* **Data for this exercise**
━━━━━━━━━━━━━━━━━━━━━━━━━━━━━━
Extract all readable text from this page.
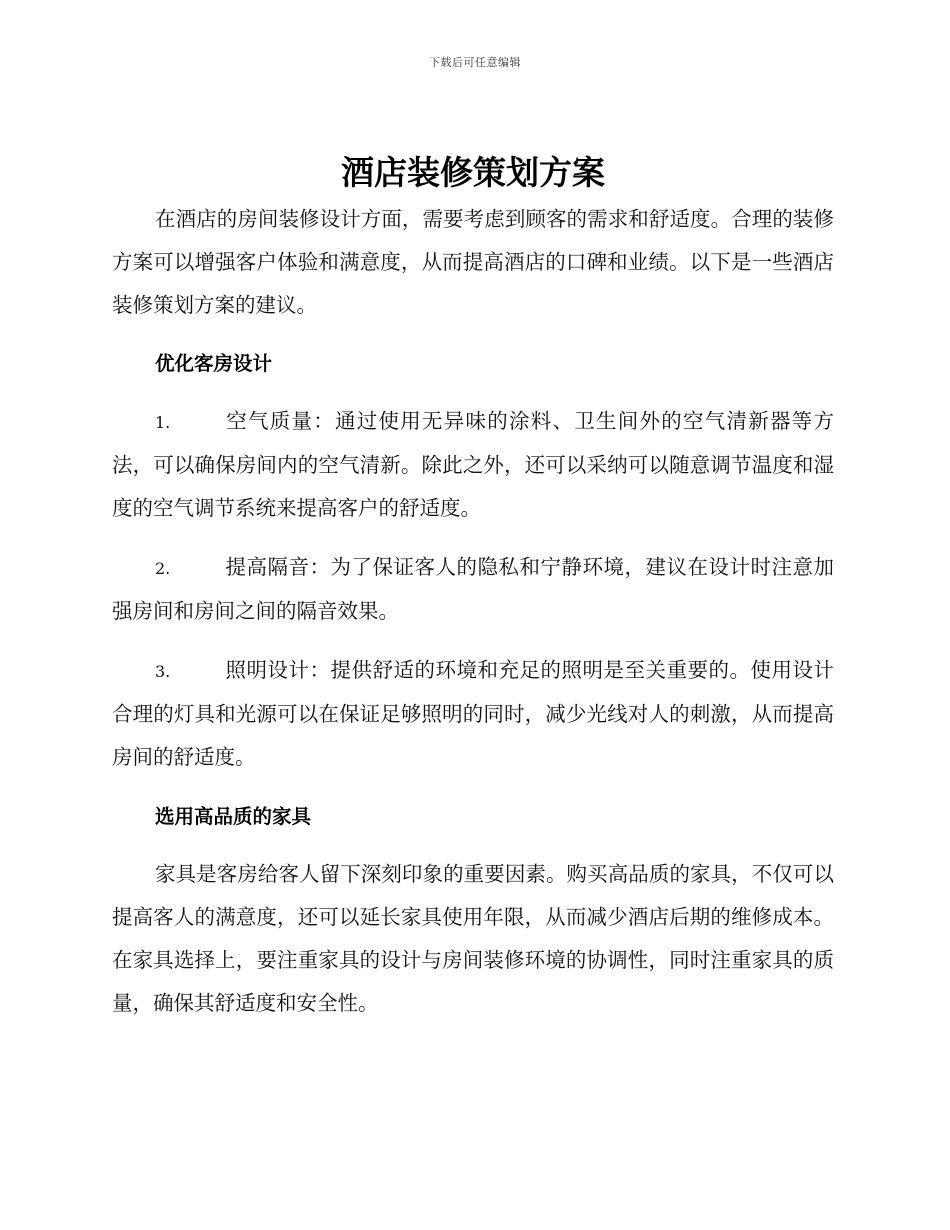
下载后可任意编辑
酒店装修策划方案

在酒店的房间装修设计方面，需要考虑到顾客的需求和舒适度。合理的装修方案可以增强客户体验和满意度，从而提高酒店的口碑和业绩。以下是一些酒店装修策划方案的建议。

优化客房设计

1.	空气质量：通过使用无异味的涂料、卫生间外的空气清新器等方法，可以确保房间内的空气清新。除此之外，还可以采纳可以随意调节温度和湿度的空气调节系统来提高客户的舒适度。

2.	提高隔音：为了保证客人的隐私和宁静环境，建议在设计时注意加强房间和房间之间的隔音效果。

3.	照明设计：提供舒适的环境和充足的照明是至关重要的。使用设计合理的灯具和光源可以在保证足够照明的同时，减少光线对人的刺激，从而提高房间的舒适度。

选用高品质的家具

家具是客房给客人留下深刻印象的重要因素。购买高品质的家具，不仅可以提高客人的满意度，还可以延长家具使用年限，从而减少酒店后期的维修成本。在家具选择上，要注重家具的设计与房间装修环境的协调性，同时注重家具的质量，确保其舒适度和安全性。
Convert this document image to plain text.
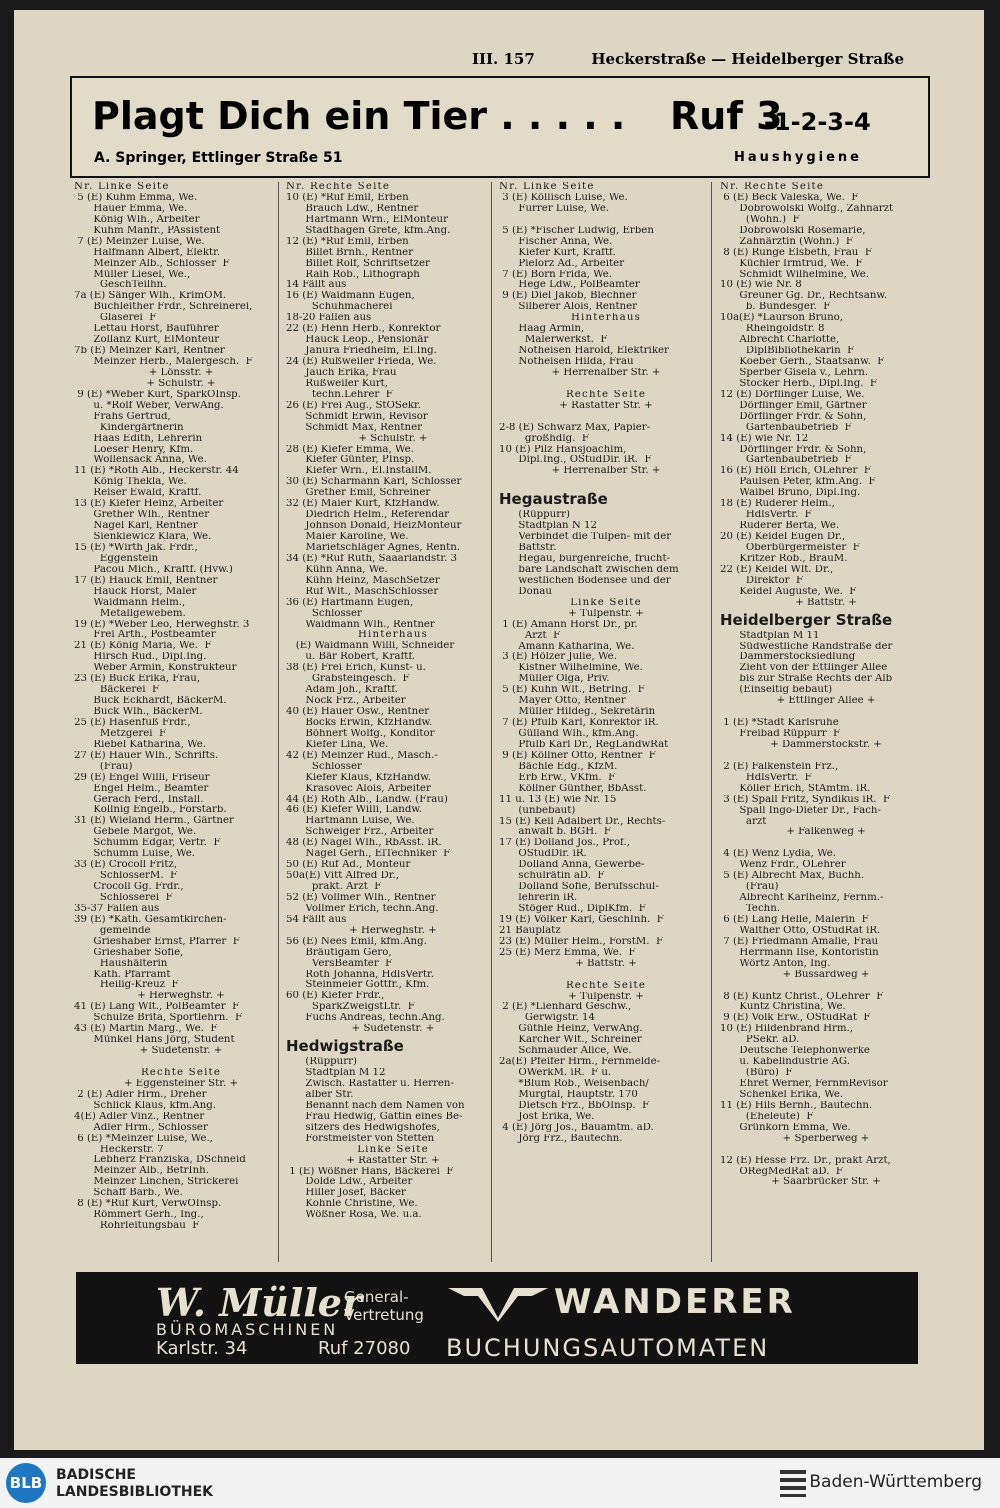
III. 157	Heckerstraße — Heidelberger Straße
Plagt Dich ein Tier . . . . . Ruf 3
-1-2-3-4
A. Springer, Ettlinger Straße 51	Haushygiene
Nr. Linke Seite
5 (E) Kuhm Emma, We.
Hauer Emma, We.
König Wlh., Arbeiter
Kuhm Manfr., PAssistent
7 (E) Meinzer Luise, We.
Halfmann Albert, Elektr.
Meinzer Alb., Schlosser  F
Müller Liesel, We.,
GeschTeilhn.
7a (E) Sänger Wlh., KrimOM.
Buchleither Frdr., Schreinerei,
Glaserei  F
Lettau Horst, Bauführer
Zollanz Kurt, ElMonteur
7b (E) Meinzer Karl, Rentner
Meinzer Herb., Malergesch.  F
+ Lönsstr. +
+ Schulstr. +
9 (E) *Weber Kurt, SparkOInsp.
u. *Rolf Weber, VerwAng.
Frahs Gertrud,
Kindergärtnerin
Haas Edith, Lehrerin
Loeser Henry, Kfm.
Wollensack Anna, We.
11 (E) *Roth Alb., Heckerstr. 44
König Thekla, We.
Reiser Ewald, Kraftf.
13 (E) Kiefer Heinz, Arbeiter
Grether Wlh., Rentner
Nagel Karl, Rentner
Sienkiewicz Klara, We.
15 (E) *Wirth Jak. Frdr.,
Eggenstein
Pacou Mich., Kraftf. (Hvw.)
17 (E) Hauck Emil, Rentner
Hauck Horst, Maler
Waidmann Helm.,
Metallgewebem.
19 (E) *Weber Leo, Herweghstr. 3
Frei Arth., Postbeamter
21 (E) König Maria, We.  F
Hirsch Rud., Dipl.Ing.
Weber Armin, Konstrukteur
23 (E) Buck Erika, Frau,
Bäckerei  F
Buck Eckhardt, BäckerM.
Buck Wlh., BäckerM.
25 (E) Hasenfuß Frdr.,
Metzgerei  F
Riebel Katharina, We.
27 (E) Hauer Wlh., Schrifts.
(Frau)
29 (E) Engel Willi, Friseur
Engel Helm., Beamter
Gerach Ferd., Install.
Kollnig Engelb., Forstarb.
31 (E) Wieland Herm., Gärtner
Gebele Margot, We.
Schumm Edgar, Vertr.  F
Schumm Luise, We.
33 (E) Crocoll Fritz,
SchlosserM.  F
Crocoll Gg. Frdr.,
Schlosserei  F
35-37 Fallen aus
39 (E) *Kath. Gesamtkirchen-
gemeinde
Grieshaber Ernst, Pfarrer  F
Grieshaber Sofie,
Haushälterin
Kath. Pfarramt
Heilig-Kreuz  F
+ Herweghstr. +
41 (E) Lang Wlt., PolBeamter  F
Schulze Brita, Sportlehrn.  F
43 (E) Martin Marg., We.  F
Münkel Hans Jörg, Student
+ Sudetenstr. +
Rechte Seite
+ Eggensteiner Str. +
2 (E) Adler Hrm., Dreher
Schlick Klaus, kfm.Ang.
4(E) Adler Vinz., Rentner
Adler Hrm., Schlosser
6 (E) *Meinzer Luise, We.,
Heckerstr. 7
Lebherz Franziska, DSchneid
Meinzer Alb., BetrInh.
Meinzer Linchen, Strickerei
Schaff Barb., We.
8 (E) *Ruf Kurt, VerwOInsp.
Römmert Gerh., Ing.,
Rohrleitungsbau  F
Nr. Rechte Seite
10 (E) *Ruf Emil, Erben
Brauch Ldw., Rentner
Hartmann Wrn., ElMonteur
Stadthagen Grete, kfm.Ang.
12 (E) *Ruf Emil, Erben
Billet Brnh., Rentner
Billet Rolf, Schriftsetzer
Raih Rob., Lithograph
14 Fällt aus
16 (E) Waidmann Eugen,
Schuhmacherei
18-20 Fallen aus
22 (E) Henn Herb., Konrektor
Hauck Leop., Pensionär
Janura Friedhelm, El.Ing.
24 (E) Rußweiler Frieda, We.
Jauch Erika, Frau
Rußweiler Kurt,
techn.Lehrer  F
26 (E) Frei Aug., StOSekr.
Schmidt Erwin, Revisor
Schmidt Max, Rentner
+ Schulstr. +
28 (E) Kiefer Emma, We.
Kiefer Günter, PInsp.
Kiefer Wrn., El.InstallM.
30 (E) Scharmann Karl, Schlosser
Grether Emil, Schreiner
32 (E) Maier Kurt, KfzHandw.
Diedrich Helm., Referendar
Johnson Donald, HeizMonteur
Maier Karoline, We.
Marietschläger Agnes, Rentn.
34 (E) *Ruf Ruth, Saaarlandstr. 3
Kühn Anna, We.
Kühn Heinz, MaschSetzer
Ruf Wlt., MaschSchlosser
36 (E) Hartmann Eugen,
Schlosser
Waidmann Wlh., Rentner
Hinterhaus
(E) Waidmann Willi, Schneider
u. Bär Robert, Kraftf.
38 (E) Frei Erich, Kunst- u.
Grabsteingesch.  F
Adam Joh., Kraftf.
Nock Frz., Arbeiter
40 (E) Hauer Osw., Rentner
Bocks Erwin, KfzHandw.
Böhnert Wolfg., Konditor
Kiefer Lina, We.
42 (E) Meinzer Rud., Masch.-
Schlosser
Kiefer Klaus, KfzHandw.
Krasovec Alois, Arbeiter
44 (E) Roth Alb., Landw. (Frau)
46 (E) Kiefer Willi, Landw.
Hartmann Luise, We.
Schweiger Frz., Arbeiter
48 (E) Nagel Wlh., RbAsst. iR.
Nagel Gerh., ElTechniker  F
50 (E) Ruf Ad., Monteur
50a(E) Vitt Alfred Dr.,
prakt. Arzt  F
52 (E) Vollmer Wlh., Rentner
Vollmer Erich, techn.Ang.
54 Fällt aus
+ Herweghstr. +
56 (E) Nees Emil, kfm.Ang.
Bräutigam Gero,
VersBeamter  F
Roth Johanna, HdlsVertr.
Steinmeier Gottfr., Kfm.
60 (E) Kiefer Frdr.,
SparkZweigstLtr.  F
Fuchs Andreas, techn.Ang.
+ Sudetenstr. +
Hedwigstraße
(Rüppurr)
Stadtplan M 12
Zwisch. Rastatter u. Herren-
alber Str.
Benannt nach dem Namen von
Frau Hedwig, Gattin eines Be-
sitzers des Hedwigshofes,
Forstmeister von Stetten
Linke Seite
+ Rastatter Str. +
1 (E) Wößner Hans, Bäckerei  F
Dolde Ldw., Arbeiter
Hiller Josef, Bäcker
Kohnle Christine, We.
Wößner Rosa, We. u.a.
Nr. Linke Seite
3 (E) Köllisch Luise, We.
Furrer Luise, We.
5 (E) *Fischer Ludwig, Erben
Fischer Anna, We.
Kiefer Kurt, Kraftf.
Pielorz Ad., Arbeiter
7 (E) Born Frida, We.
Hege Ldw., PolBeamter
9 (E) Diel Jakob, Blechner
Silberer Alois, Rentner
Hinterhaus
Haag Armin,
Malerwerkst.  F
Notheisen Harold, Elektriker
Notheisen Hilda, Frau
+ Herrenalber Str. +
Rechte Seite
+ Rastatter Str. +
2-8 (E) Schwarz Max, Papier-
großhdlg.  F
10 (E) Pilz Hansjoachim,
Dipl.Ing., OStudDir. iR.  F
+ Herrenalber Str. +
Hegaustraße
(Rüppurr)
Stadtplan N 12
Verbindet die Tulpen- mit der
Battstr.
Hegau, burgenreiche, frucht-
bare Landschaft zwischen dem
westlichen Bodensee und der
Donau
Linke Seite
+ Tulpenstr. +
1 (E) Amann Horst Dr., pr.
Arzt  F
Amann Katharina, We.
3 (E) Hölzer Julie, We.
Kistner Wilhelmine, We.
Müller Olga, Priv.
5 (E) Kuhn Wlt., BetrIng.  F
Mayer Otto, Rentner
Müller Hildeg., Sekretärin
7 (E) Pfulb Karl, Konrektor iR.
Gülland Wlh., kfm.Ang.
Pfulb Karl Dr., RegLandwRat
9 (E) Köllner Otto, Rentner  F
Bächle Edg., KfzM.
Erb Erw., VKfm.  F
Köllner Günther, BbAsst.
11 u. 13 (E) wie Nr. 15
(unbebaut)
15 (E) Keil Adalbert Dr., Rechts-
anwalt b. BGH.  F
17 (E) Dolland Jos., Prof.,
OStudDir. iR.
Dolland Anna, Gewerbe-
schulrätin aD.  F
Dolland Sofie, Berufsschul-
lehrerin iR.
Stöger Rud., DiplKfm.  F
19 (E) Völker Karl, GeschInh.  F
21 Bauplatz
23 (E) Müller Helm., ForstM.  F
25 (E) Merz Emma, We.  F
+ Battstr. +
Rechte Seite
+ Tulpenstr. +
2 (E) *Lienhard Geschw.,
Gerwigstr. 14
Güthle Heinz, VerwAng.
Karcher Wlt., Schreiner
Schmauder Alice, We.
2a(E) Pfeifer Hrm., Fernmelde-
OWerkM. iR.  F u.
*Blum Rob., Weisenbach/
Murgtal, Hauptstr. 170
Dietsch Frz., BbOInsp.  F
Jost Erika, We.
4 (E) Jörg Jos., Bauamtm. aD.
Jörg Frz., Bautechn.
Nr. Rechte Seite
6 (E) Beck Valeska, We.  F
Dobrowolski Wolfg., Zahnarzt
(Wohn.)  F
Dobrowolski Rosemarie,
Zahnärztin (Wohn.)  F
8 (E) Runge Elsbeth, Frau  F
Küchler Irmtrud, We.  F
Schmidt Wilhelmine, We.
10 (E) wie Nr. 8
Greuner Gg. Dr., Rechtsanw.
b. Bundesger.  F
10a(E) *Laurson Bruno,
Rheingoldstr. 8
Albrecht Charlotte,
DiplBibliothekarin  F
Koeber Gerh., Staatsanw.  F
Sperber Gisela v., Lehrn.
Stocker Herb., Dipl.Ing.  F
12 (E) Dörflinger Luise, We.
Dörflinger Emil, Gärtner
Dörflinger Frdr. & Sohn,
Gartenbaubetrieb  F
14 (E) wie Nr. 12
Dörflinger Frdr. & Sohn,
Gartenbaubetrieb  F
16 (E) Höll Erich, OLehrer  F
Paulsen Peter, kfm.Ang.  F
Waibel Bruno, Dipl.Ing.
18 (E) Ruderer Helm.,
HdlsVertr.  F
Ruderer Berta, We.
20 (E) Keidel Eugen Dr.,
Oberbürgermeister  F
Kritzer Rob., BrauM.
22 (E) Keidel Wlt. Dr.,
Direktor  F
Keidel Auguste, We.  F
+ Battstr. +
Heidelberger Straße
Stadtplan M 11
Südwestliche Randstraße der
Dammerstocksiedlung
Zieht von der Ettlinger Allee
bis zur Straße Rechts der Alb
(Einseitig bebaut)
+ Ettlinger Allee +
1 (E) *Stadt Karlsruhe
Freibad Rüppurr  F
+ Dammerstockstr. +
2 (E) Falkenstein Frz.,
HdlsVertr.  F
Köller Erich, StAmtm. iR.
3 (E) Spall Fritz, Syndikus iR.  F
Spall Ingo-Dieter Dr., Fach-
arzt
+ Falkenweg +
4 (E) Wenz Lydia, We.
Wenz Frdr., OLehrer
5 (E) Albrecht Max, Buchh.
(Frau)
Albrecht Karlheinz, Fernm.-
Techn.
6 (E) Lang Helle, Malerin  F
Walther Otto, OStudRat iR.
7 (E) Friedmann Amalie, Frau
Herrmann Ilse, Kontoristin
Wörtz Anton, Ing.
+ Bussardweg +
8 (E) Kuntz Christ., OLehrer  F
Kuntz Christina, We.
9 (E) Volk Erw., OStudRat  F
10 (E) Hildenbrand Hrm.,
PSekr. aD.
Deutsche Telephonwerke
u. Kabelindustrie AG.
(Büro)  F
Ehret Werner, FernmRevisor
Schenkel Erika, We.
11 (E) Hils Bernh., Bautechn.
(Eheleute)  F
Grünkorn Emma, We.
+ Sperberweg +
12 (E) Hesse Frz. Dr., prakt Arzt,
ORegMedRat aD.  F
+ Saarbrücker Str. +
W. Müller
General-
Vertretung
BÜROMASCHINEN
Karlstr. 34	Ruf 27080
WANDERER
BUCHUNGSAUTOMATEN
BLB BADISCHE
LANDESBIBLIOTHEK	Baden-Württemberg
━━━━━━━━━━━━━━━━━━━━━━━━━━━━━━
* **Task**
Gather and copy every line of the data in which the string "Wößner" is found.

* **Output for this task**
1 (E) Wößner Hans, Bäckerei  F
Wößner Rosa, We. u.a.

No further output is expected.